Task details - Please quote every line word for word.

Supplied records -
......

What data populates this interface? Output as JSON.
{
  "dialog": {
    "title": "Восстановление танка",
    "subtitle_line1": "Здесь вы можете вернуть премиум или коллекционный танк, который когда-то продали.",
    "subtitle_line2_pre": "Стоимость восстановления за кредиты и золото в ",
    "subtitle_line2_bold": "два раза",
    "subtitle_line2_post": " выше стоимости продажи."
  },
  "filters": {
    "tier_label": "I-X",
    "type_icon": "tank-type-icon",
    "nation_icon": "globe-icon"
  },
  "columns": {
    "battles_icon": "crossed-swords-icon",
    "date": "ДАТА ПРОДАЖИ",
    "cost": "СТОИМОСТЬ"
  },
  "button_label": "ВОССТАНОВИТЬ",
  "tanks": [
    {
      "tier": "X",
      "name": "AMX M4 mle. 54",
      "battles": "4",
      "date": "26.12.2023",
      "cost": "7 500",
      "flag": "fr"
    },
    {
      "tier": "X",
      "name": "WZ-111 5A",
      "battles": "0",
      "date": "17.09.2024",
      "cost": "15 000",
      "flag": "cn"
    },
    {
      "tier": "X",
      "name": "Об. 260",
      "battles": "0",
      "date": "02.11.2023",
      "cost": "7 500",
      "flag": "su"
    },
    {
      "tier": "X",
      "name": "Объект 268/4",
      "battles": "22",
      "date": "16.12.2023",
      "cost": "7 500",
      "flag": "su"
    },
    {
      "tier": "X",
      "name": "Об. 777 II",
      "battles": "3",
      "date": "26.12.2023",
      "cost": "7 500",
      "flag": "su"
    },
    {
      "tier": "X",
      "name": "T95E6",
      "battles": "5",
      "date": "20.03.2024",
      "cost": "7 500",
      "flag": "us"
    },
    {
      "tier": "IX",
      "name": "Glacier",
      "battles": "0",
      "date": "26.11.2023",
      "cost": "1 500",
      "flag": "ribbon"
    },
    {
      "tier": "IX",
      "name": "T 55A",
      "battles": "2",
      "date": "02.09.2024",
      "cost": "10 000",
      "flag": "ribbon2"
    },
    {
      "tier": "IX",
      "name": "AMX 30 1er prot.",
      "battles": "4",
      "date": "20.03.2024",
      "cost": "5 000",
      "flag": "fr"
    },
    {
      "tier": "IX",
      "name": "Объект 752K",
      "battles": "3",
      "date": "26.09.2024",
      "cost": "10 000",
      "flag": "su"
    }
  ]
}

......

Solution to the problem -
What data populates this interface? Output as JSON.
{
  "dialog": {
    "title": "Восстановление танка",
    "subtitle_line1": "Здесь вы можете вернуть премиум или коллекционный танк, который когда-то продали.",
    "subtitle_line2_pre": "Стоимость восстановления за кредиты и золото в ",
    "subtitle_line2_bold": "два раза",
    "subtitle_line2_post": " выше стоимости продажи."
  },
  "filters": {
    "tier_label": "I-X",
    "type_icon": "tank-type-icon",
    "nation_icon": "globe-icon"
  },
  "columns": {
    "battles_icon": "crossed-swords-icon",
    "date": "ДАТА ПРОДАЖИ",
    "cost": "СТОИМОСТЬ"
  },
  "button_label": "ВОССТАНОВИТЬ",
  "tanks": [
    {
      "tier": "X",
      "name": "AMX M4 mle. 54",
      "battles": "4",
      "date": "26.12.2023",
      "cost": "7 500",
      "flag": "fr"
    },
    {
      "tier": "X",
      "name": "WZ-111 5A",
      "battles": "0",
      "date": "17.09.2024",
      "cost": "15 000",
      "flag": "cn"
    },
    {
      "tier": "X",
      "name": "Об. 260",
      "battles": "0",
      "date": "02.11.2023",
      "cost": "7 500",
      "flag": "su"
    },
    {
      "tier": "X",
      "name": "Объект 268/4",
      "battles": "22",
      "date": "16.12.2023",
      "cost": "7 500",
      "flag": "su"
    },
    {
      "tier": "X",
      "name": "Об. 777 II",
      "battles": "3",
      "date": "26.12.2023",
      "cost": "7 500",
      "flag": "su"
    },
    {
      "tier": "X",
      "name": "T95E6",
      "battles": "5",
      "date": "20.03.2024",
      "cost": "7 500",
      "flag": "us"
    },
    {
      "tier": "IX",
      "name": "Glacier",
      "battles": "0",
      "date": "26.11.2023",
      "cost": "1 500",
      "flag": "ribbon"
    },
    {
      "tier": "IX",
      "name": "T 55A",
      "battles": "2",
      "date": "02.09.2024",
      "cost": "10 000",
      "flag": "ribbon2"
    },
    {
      "tier": "IX",
      "name": "AMX 30 1er prot.",
      "battles": "4",
      "date": "20.03.2024",
      "cost": "5 000",
      "flag": "fr"
    },
    {
      "tier": "IX",
      "name": "Объект 752K",
      "battles": "3",
      "date": "26.09.2024",
      "cost": "10 000",
      "flag": "su"
    }
  ]
}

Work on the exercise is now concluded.